● **EXERCISE AIM**
Assemble all lines in which the string "Shame" appears.

● **SOURCE DATA**
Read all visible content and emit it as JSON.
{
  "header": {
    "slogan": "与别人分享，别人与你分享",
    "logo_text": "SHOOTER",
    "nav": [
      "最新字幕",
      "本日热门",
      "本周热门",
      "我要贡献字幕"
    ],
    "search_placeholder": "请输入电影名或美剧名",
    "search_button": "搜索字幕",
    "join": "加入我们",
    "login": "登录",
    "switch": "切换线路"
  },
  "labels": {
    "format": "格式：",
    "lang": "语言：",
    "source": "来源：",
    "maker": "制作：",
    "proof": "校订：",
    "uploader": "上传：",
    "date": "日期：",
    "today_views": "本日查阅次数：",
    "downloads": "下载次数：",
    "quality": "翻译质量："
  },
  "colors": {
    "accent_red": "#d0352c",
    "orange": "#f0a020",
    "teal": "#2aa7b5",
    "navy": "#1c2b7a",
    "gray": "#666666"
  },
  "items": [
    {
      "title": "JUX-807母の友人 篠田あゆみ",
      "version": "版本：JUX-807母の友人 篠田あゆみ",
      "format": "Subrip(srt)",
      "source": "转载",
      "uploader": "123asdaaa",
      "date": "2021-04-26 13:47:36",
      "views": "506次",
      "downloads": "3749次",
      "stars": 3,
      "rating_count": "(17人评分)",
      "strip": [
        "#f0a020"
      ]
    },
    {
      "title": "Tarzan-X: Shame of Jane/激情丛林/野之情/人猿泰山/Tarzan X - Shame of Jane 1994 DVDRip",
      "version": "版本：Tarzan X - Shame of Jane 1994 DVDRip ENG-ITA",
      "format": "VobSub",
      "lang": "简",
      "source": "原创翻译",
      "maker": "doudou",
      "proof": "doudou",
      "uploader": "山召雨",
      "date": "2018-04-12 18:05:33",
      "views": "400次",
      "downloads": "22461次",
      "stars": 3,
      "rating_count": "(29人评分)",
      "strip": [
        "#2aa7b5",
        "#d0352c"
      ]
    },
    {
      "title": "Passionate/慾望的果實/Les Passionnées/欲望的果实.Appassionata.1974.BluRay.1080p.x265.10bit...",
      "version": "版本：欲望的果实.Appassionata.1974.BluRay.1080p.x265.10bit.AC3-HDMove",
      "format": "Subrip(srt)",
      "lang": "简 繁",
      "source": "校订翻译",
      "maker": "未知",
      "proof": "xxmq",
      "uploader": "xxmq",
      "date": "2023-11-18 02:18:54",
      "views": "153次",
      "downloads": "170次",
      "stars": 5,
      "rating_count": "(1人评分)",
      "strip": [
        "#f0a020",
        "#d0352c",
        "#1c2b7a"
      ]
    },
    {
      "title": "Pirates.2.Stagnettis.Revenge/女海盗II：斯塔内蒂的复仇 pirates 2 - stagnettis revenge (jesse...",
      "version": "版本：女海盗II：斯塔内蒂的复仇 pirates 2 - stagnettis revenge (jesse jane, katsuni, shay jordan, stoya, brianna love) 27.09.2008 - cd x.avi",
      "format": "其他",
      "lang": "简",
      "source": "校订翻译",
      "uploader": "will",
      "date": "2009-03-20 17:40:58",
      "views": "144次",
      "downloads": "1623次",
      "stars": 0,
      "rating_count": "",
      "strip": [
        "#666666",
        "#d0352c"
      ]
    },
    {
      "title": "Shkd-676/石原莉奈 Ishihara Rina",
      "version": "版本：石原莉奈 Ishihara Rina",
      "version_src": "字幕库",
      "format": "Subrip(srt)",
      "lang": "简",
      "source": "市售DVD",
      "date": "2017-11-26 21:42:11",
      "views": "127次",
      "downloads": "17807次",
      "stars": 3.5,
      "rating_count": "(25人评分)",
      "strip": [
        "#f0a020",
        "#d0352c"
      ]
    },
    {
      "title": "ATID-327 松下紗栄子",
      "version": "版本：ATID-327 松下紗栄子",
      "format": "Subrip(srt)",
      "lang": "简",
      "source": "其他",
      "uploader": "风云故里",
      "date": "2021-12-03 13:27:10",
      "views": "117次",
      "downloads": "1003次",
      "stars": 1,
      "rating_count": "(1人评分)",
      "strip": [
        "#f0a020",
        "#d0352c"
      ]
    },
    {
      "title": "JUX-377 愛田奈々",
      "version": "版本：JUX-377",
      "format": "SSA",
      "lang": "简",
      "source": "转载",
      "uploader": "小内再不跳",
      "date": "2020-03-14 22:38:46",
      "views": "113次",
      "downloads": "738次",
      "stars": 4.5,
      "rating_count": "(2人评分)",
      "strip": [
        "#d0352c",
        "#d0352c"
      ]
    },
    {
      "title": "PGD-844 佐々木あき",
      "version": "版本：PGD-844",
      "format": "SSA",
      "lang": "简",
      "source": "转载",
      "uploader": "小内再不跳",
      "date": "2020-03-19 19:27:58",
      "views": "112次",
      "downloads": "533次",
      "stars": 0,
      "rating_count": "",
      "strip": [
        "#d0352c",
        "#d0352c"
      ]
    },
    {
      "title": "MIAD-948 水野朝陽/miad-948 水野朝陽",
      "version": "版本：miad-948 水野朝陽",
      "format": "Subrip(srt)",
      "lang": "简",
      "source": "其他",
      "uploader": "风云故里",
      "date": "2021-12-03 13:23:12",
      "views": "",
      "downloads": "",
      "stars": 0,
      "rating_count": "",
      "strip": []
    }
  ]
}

● **OUTPUT OF THE EXERCISE**
      "title": "Tarzan-X: Shame of Jane/激情丛林/野之情/人猿泰山/Tarzan X - Shame of Jane 1994 DVDRip",
      "version": "版本：Tarzan X - Shame of Jane 1994 DVDRip ENG-ITA",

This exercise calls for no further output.